__WHAT IS NEEDED__. What is needed here is a faithful repeat of every entry, with no character changed.

Collected data entries
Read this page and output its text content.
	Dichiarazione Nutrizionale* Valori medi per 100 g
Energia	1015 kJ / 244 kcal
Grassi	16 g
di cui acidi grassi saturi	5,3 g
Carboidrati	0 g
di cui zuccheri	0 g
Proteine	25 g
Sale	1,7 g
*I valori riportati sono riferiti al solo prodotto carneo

__FINAL ANSWER__.
Read this page and output its text content.
	Dichiarazione Nutrizionale* Valori medi per 100 g
Energia	1015 kJ / 244 kcal
Grassi	16 g
di cui acidi grassi saturi	5,3 g
Carboidrati	0 g
di cui zuccheri	0 g
Proteine	25 g
Sale	1,7 g
*I valori riportati sono riferiti al solo prodotto carneo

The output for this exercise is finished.